— Start —
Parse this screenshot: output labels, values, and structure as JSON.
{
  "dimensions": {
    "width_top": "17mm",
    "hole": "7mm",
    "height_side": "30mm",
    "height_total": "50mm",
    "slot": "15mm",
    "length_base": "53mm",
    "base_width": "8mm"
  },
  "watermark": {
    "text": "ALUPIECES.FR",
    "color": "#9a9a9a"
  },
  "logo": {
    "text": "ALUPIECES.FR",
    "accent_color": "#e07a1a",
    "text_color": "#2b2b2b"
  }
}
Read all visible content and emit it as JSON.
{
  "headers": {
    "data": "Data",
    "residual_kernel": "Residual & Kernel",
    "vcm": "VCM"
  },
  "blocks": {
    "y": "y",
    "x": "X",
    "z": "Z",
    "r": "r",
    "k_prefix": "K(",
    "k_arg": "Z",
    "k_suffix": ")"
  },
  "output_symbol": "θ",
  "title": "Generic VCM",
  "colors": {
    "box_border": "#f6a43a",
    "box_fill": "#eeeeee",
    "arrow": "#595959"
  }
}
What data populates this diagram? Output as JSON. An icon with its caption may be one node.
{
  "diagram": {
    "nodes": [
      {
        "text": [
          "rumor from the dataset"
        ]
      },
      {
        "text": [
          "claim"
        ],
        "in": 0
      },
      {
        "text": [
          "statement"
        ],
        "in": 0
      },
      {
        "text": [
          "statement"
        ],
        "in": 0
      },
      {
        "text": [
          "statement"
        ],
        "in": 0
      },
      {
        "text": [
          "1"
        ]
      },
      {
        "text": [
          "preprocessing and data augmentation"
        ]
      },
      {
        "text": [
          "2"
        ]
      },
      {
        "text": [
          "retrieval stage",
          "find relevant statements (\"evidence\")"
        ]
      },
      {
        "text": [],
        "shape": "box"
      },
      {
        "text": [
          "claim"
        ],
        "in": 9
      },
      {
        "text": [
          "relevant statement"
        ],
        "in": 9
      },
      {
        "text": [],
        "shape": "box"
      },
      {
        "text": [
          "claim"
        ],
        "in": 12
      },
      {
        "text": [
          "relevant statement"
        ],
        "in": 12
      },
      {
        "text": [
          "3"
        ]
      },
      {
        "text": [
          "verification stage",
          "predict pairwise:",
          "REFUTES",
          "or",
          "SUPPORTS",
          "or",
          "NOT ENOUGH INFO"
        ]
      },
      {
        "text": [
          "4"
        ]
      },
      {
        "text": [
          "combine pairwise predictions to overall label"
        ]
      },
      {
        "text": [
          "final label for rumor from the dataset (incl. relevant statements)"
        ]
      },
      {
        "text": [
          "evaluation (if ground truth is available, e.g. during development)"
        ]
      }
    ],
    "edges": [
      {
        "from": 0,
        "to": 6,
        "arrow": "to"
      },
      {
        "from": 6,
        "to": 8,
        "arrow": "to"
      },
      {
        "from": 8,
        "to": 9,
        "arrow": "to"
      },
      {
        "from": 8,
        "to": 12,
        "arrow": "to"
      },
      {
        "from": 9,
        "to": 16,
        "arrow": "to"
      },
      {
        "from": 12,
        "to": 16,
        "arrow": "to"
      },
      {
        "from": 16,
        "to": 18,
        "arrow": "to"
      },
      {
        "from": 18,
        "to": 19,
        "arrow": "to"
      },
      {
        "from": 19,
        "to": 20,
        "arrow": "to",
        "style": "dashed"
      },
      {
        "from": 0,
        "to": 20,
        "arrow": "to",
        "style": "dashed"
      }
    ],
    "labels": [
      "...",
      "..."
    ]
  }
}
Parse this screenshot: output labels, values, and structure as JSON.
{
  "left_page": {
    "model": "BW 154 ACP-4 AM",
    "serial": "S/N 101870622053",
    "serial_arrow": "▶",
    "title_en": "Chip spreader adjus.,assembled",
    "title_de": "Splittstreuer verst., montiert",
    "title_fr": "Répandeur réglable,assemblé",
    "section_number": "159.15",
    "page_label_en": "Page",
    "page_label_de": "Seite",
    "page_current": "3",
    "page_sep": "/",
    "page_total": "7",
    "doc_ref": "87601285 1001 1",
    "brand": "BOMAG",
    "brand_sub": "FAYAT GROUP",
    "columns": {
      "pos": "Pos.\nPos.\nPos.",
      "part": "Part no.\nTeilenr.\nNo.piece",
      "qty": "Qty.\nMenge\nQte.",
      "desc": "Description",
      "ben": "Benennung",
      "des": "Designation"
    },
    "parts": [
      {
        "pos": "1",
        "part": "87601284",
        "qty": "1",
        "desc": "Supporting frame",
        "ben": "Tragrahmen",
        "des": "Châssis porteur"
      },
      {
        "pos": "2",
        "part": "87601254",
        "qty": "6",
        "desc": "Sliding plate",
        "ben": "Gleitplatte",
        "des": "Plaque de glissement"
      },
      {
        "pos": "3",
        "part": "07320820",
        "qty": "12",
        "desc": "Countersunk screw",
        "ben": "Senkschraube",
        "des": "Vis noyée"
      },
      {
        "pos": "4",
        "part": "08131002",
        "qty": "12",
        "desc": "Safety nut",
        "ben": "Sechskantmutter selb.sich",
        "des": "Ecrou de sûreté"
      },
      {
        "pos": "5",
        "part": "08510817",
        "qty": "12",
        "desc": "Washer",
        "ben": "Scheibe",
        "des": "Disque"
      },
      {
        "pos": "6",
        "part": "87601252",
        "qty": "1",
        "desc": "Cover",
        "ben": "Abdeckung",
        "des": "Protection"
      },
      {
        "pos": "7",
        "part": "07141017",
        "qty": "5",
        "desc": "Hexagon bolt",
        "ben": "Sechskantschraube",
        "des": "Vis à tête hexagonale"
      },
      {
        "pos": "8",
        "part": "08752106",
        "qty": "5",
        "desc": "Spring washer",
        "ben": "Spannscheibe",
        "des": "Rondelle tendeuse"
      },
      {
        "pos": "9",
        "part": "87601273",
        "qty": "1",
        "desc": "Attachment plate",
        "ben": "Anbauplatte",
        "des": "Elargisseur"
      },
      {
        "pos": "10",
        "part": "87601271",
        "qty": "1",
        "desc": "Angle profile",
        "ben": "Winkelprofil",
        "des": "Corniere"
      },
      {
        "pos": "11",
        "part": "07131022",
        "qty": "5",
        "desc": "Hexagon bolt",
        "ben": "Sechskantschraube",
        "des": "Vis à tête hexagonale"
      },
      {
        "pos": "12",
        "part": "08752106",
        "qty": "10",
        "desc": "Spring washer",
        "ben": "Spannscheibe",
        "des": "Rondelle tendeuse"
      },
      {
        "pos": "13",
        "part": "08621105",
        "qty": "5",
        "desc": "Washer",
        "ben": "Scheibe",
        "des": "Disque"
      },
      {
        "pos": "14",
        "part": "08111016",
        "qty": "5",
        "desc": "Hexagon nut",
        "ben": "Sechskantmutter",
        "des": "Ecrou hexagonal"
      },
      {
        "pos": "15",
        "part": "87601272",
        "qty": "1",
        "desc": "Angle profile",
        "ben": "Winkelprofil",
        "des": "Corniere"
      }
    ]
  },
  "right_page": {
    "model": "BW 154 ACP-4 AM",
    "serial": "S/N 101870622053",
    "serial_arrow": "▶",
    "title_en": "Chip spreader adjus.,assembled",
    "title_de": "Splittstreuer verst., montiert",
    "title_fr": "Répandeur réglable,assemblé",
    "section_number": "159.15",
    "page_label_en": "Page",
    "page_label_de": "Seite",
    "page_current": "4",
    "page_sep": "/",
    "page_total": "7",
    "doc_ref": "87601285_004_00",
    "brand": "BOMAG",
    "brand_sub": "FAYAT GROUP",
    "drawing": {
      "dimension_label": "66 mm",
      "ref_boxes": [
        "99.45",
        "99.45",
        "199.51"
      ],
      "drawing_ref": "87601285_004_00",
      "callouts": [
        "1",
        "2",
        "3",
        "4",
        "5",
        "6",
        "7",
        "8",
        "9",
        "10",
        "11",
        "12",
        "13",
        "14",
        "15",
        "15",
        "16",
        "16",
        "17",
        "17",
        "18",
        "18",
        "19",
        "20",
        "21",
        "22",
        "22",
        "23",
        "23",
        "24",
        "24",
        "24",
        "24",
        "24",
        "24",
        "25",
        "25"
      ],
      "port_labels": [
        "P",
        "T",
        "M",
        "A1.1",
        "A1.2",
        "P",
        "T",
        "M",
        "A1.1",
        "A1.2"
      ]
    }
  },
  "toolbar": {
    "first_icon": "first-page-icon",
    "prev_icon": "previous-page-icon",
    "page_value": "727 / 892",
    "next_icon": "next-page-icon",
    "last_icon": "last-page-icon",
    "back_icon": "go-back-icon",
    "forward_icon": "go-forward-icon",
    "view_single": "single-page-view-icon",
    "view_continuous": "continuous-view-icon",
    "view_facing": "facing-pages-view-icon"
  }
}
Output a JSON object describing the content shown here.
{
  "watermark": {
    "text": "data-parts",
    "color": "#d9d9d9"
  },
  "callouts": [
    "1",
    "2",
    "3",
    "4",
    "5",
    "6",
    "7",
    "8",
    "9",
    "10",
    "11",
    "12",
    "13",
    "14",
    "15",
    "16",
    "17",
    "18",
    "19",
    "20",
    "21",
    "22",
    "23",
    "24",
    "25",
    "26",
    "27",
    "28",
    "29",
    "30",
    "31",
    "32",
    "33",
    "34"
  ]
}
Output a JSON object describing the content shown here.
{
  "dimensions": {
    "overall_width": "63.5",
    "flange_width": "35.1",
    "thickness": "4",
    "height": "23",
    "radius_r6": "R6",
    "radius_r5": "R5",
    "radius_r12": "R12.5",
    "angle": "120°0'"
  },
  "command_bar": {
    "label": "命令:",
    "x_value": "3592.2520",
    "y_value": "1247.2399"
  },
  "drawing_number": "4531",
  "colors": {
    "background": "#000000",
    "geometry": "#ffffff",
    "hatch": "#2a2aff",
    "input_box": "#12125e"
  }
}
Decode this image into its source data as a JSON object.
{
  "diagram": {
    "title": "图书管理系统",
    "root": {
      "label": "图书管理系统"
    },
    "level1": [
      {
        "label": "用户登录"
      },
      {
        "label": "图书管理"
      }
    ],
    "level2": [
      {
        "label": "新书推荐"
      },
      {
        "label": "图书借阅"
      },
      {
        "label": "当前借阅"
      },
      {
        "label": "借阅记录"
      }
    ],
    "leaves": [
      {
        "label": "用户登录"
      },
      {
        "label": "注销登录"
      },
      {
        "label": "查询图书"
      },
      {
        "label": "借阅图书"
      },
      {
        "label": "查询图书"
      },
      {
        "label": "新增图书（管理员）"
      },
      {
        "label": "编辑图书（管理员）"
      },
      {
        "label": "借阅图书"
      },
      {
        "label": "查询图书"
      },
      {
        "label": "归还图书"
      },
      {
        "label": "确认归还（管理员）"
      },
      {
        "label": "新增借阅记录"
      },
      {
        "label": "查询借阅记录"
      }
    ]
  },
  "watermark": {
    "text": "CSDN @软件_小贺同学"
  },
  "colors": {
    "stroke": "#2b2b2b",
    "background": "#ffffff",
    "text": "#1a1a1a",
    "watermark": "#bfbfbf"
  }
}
— End —
**Goal**
Collect every line above that contains the word "Ecrou".

**Result**
        "des": "Ecrou de sûreté"
        "des": "Ecrou hexagonal"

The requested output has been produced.